- _Aim of the exercise_: Please print all of the material below, word for word.

- _Given data_:
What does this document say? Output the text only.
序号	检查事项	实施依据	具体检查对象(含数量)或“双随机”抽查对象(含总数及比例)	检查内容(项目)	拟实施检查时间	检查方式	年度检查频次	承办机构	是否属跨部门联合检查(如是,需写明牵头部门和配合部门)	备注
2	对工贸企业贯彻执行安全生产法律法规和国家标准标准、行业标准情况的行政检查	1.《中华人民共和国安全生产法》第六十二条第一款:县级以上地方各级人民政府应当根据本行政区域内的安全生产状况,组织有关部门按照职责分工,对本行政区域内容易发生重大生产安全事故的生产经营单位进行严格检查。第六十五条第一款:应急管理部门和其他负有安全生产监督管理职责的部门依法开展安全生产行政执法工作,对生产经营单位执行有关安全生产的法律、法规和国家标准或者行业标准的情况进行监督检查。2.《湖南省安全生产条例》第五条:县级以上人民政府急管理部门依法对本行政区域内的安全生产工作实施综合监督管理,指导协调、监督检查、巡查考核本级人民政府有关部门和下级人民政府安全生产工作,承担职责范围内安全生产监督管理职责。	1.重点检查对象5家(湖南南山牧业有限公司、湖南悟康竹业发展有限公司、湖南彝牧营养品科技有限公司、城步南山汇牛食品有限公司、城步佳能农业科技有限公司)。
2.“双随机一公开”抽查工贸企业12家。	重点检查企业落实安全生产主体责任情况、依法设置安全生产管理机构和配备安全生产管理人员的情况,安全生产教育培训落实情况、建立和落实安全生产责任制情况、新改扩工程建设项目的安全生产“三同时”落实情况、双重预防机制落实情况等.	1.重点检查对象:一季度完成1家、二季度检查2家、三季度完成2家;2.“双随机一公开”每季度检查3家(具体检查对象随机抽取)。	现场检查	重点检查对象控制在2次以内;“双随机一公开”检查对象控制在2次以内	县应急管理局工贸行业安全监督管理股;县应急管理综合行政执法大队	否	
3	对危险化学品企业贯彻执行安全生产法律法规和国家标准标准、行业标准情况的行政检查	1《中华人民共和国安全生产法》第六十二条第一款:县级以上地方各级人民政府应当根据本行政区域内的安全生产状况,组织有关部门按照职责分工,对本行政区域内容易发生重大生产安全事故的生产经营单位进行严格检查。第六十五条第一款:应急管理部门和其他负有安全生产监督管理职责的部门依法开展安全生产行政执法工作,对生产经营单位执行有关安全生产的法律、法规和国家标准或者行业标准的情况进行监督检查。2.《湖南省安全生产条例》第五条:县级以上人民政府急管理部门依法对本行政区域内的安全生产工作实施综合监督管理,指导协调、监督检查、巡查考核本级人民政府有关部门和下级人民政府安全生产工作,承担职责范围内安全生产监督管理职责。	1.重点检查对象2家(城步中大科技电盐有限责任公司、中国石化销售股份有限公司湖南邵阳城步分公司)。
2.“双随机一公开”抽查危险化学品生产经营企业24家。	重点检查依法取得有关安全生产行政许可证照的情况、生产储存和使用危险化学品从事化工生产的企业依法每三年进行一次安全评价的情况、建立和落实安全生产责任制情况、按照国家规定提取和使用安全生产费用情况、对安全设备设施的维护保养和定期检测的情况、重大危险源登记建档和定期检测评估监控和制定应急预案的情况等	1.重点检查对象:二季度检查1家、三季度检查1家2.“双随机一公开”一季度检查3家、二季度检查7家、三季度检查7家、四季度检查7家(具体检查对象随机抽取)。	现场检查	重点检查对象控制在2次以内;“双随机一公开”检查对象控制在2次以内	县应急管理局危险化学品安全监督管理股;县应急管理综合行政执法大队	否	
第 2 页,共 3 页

- _The response_:
What does this document say? Output the text only.
序号	检查事项	实施依据	具体检查对象(含数量)或“双随机”抽查对象(含总数及比例)	检查内容(项目)	拟实施检查时间	检查方式	年度检查频次	承办机构	是否属跨部门联合检查(如是,需写明牵头部门和配合部门)	备注
2	对工贸企业贯彻执行安全生产法律法规和国家标准标准、行业标准情况的行政检查	1.《中华人民共和国安全生产法》第六十二条第一款:县级以上地方各级人民政府应当根据本行政区域内的安全生产状况,组织有关部门按照职责分工,对本行政区域内容易发生重大生产安全事故的生产经营单位进行严格检查。第六十五条第一款:应急管理部门和其他负有安全生产监督管理职责的部门依法开展安全生产行政执法工作,对生产经营单位执行有关安全生产的法律、法规和国家标准或者行业标准的情况进行监督检查。2.《湖南省安全生产条例》第五条:县级以上人民政府急管理部门依法对本行政区域内的安全生产工作实施综合监督管理,指导协调、监督检查、巡查考核本级人民政府有关部门和下级人民政府安全生产工作,承担职责范围内安全生产监督管理职责。	1.重点检查对象5家(湖南南山牧业有限公司、湖南悟康竹业发展有限公司、湖南彝牧营养品科技有限公司、城步南山汇牛食品有限公司、城步佳能农业科技有限公司)。
2.“双随机一公开”抽查工贸企业12家。	重点检查企业落实安全生产主体责任情况、依法设置安全生产管理机构和配备安全生产管理人员的情况,安全生产教育培训落实情况、建立和落实安全生产责任制情况、新改扩工程建设项目的安全生产“三同时”落实情况、双重预防机制落实情况等.	1.重点检查对象:一季度完成1家、二季度检查2家、三季度完成2家;2.“双随机一公开”每季度检查3家(具体检查对象随机抽取)。	现场检查	重点检查对象控制在2次以内;“双随机一公开”检查对象控制在2次以内	县应急管理局工贸行业安全监督管理股;县应急管理综合行政执法大队	否	
3	对危险化学品企业贯彻执行安全生产法律法规和国家标准标准、行业标准情况的行政检查	1《中华人民共和国安全生产法》第六十二条第一款:县级以上地方各级人民政府应当根据本行政区域内的安全生产状况,组织有关部门按照职责分工,对本行政区域内容易发生重大生产安全事故的生产经营单位进行严格检查。第六十五条第一款:应急管理部门和其他负有安全生产监督管理职责的部门依法开展安全生产行政执法工作,对生产经营单位执行有关安全生产的法律、法规和国家标准或者行业标准的情况进行监督检查。2.《湖南省安全生产条例》第五条:县级以上人民政府急管理部门依法对本行政区域内的安全生产工作实施综合监督管理,指导协调、监督检查、巡查考核本级人民政府有关部门和下级人民政府安全生产工作,承担职责范围内安全生产监督管理职责。	1.重点检查对象2家(城步中大科技电盐有限责任公司、中国石化销售股份有限公司湖南邵阳城步分公司)。
2.“双随机一公开”抽查危险化学品生产经营企业24家。	重点检查依法取得有关安全生产行政许可证照的情况、生产储存和使用危险化学品从事化工生产的企业依法每三年进行一次安全评价的情况、建立和落实安全生产责任制情况、按照国家规定提取和使用安全生产费用情况、对安全设备设施的维护保养和定期检测的情况、重大危险源登记建档和定期检测评估监控和制定应急预案的情况等	1.重点检查对象:二季度检查1家、三季度检查1家2.“双随机一公开”一季度检查3家、二季度检查7家、三季度检查7家、四季度检查7家(具体检查对象随机抽取)。	现场检查	重点检查对象控制在2次以内;“双随机一公开”检查对象控制在2次以内	县应急管理局危险化学品安全监督管理股;县应急管理综合行政执法大队	否	
第 2 页,共 3 页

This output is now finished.